Give back all the data exactly, line by line.

====== Task inputs

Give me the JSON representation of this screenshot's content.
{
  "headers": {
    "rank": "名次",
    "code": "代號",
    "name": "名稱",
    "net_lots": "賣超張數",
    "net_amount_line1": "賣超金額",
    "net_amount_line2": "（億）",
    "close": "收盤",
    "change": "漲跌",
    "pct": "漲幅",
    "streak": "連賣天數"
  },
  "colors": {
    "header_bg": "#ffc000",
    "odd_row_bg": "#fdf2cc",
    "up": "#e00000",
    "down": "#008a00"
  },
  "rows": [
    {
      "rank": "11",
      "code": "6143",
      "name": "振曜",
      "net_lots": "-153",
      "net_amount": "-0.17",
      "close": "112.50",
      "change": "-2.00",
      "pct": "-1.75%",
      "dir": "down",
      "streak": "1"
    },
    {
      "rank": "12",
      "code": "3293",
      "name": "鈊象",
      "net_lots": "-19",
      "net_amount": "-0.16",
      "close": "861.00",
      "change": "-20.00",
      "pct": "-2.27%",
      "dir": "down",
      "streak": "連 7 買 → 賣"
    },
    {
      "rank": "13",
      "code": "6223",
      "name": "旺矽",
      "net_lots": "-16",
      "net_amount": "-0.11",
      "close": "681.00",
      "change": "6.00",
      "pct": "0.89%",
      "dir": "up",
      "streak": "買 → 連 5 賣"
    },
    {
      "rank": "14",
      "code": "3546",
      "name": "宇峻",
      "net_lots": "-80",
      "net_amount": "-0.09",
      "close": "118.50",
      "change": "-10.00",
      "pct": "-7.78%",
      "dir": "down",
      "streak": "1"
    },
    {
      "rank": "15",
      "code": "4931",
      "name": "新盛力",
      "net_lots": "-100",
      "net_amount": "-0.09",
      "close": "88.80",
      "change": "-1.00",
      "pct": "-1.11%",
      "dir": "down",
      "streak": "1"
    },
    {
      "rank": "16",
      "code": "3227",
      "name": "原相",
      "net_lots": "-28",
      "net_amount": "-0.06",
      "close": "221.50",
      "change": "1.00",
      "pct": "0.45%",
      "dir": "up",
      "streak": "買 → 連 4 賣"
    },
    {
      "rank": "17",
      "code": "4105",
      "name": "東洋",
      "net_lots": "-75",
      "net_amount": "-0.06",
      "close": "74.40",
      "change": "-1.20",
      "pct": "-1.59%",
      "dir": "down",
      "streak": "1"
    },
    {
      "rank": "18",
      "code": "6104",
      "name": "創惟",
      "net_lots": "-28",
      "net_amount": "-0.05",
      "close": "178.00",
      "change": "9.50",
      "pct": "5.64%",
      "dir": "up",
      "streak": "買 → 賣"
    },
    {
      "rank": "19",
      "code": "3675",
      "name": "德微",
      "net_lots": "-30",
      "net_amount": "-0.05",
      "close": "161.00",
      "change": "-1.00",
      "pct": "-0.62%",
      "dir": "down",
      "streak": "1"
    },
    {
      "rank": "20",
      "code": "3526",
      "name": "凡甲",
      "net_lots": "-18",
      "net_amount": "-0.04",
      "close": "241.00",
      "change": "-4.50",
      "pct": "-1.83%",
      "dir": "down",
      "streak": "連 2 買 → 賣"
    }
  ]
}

============

**Finished answer**
Give me the JSON representation of this screenshot's content.
{
  "headers": {
    "rank": "名次",
    "code": "代號",
    "name": "名稱",
    "net_lots": "賣超張數",
    "net_amount_line1": "賣超金額",
    "net_amount_line2": "（億）",
    "close": "收盤",
    "change": "漲跌",
    "pct": "漲幅",
    "streak": "連賣天數"
  },
  "colors": {
    "header_bg": "#ffc000",
    "odd_row_bg": "#fdf2cc",
    "up": "#e00000",
    "down": "#008a00"
  },
  "rows": [
    {
      "rank": "11",
      "code": "6143",
      "name": "振曜",
      "net_lots": "-153",
      "net_amount": "-0.17",
      "close": "112.50",
      "change": "-2.00",
      "pct": "-1.75%",
      "dir": "down",
      "streak": "1"
    },
    {
      "rank": "12",
      "code": "3293",
      "name": "鈊象",
      "net_lots": "-19",
      "net_amount": "-0.16",
      "close": "861.00",
      "change": "-20.00",
      "pct": "-2.27%",
      "dir": "down",
      "streak": "連 7 買 → 賣"
    },
    {
      "rank": "13",
      "code": "6223",
      "name": "旺矽",
      "net_lots": "-16",
      "net_amount": "-0.11",
      "close": "681.00",
      "change": "6.00",
      "pct": "0.89%",
      "dir": "up",
      "streak": "買 → 連 5 賣"
    },
    {
      "rank": "14",
      "code": "3546",
      "name": "宇峻",
      "net_lots": "-80",
      "net_amount": "-0.09",
      "close": "118.50",
      "change": "-10.00",
      "pct": "-7.78%",
      "dir": "down",
      "streak": "1"
    },
    {
      "rank": "15",
      "code": "4931",
      "name": "新盛力",
      "net_lots": "-100",
      "net_amount": "-0.09",
      "close": "88.80",
      "change": "-1.00",
      "pct": "-1.11%",
      "dir": "down",
      "streak": "1"
    },
    {
      "rank": "16",
      "code": "3227",
      "name": "原相",
      "net_lots": "-28",
      "net_amount": "-0.06",
      "close": "221.50",
      "change": "1.00",
      "pct": "0.45%",
      "dir": "up",
      "streak": "買 → 連 4 賣"
    },
    {
      "rank": "17",
      "code": "4105",
      "name": "東洋",
      "net_lots": "-75",
      "net_amount": "-0.06",
      "close": "74.40",
      "change": "-1.20",
      "pct": "-1.59%",
      "dir": "down",
      "streak": "1"
    },
    {
      "rank": "18",
      "code": "6104",
      "name": "創惟",
      "net_lots": "-28",
      "net_amount": "-0.05",
      "close": "178.00",
      "change": "9.50",
      "pct": "5.64%",
      "dir": "up",
      "streak": "買 → 賣"
    },
    {
      "rank": "19",
      "code": "3675",
      "name": "德微",
      "net_lots": "-30",
      "net_amount": "-0.05",
      "close": "161.00",
      "change": "-1.00",
      "pct": "-0.62%",
      "dir": "down",
      "streak": "1"
    },
    {
      "rank": "20",
      "code": "3526",
      "name": "凡甲",
      "net_lots": "-18",
      "net_amount": "-0.04",
      "close": "241.00",
      "change": "-4.50",
      "pct": "-1.83%",
      "dir": "down",
      "streak": "連 2 買 → 賣"
    }
  ]
}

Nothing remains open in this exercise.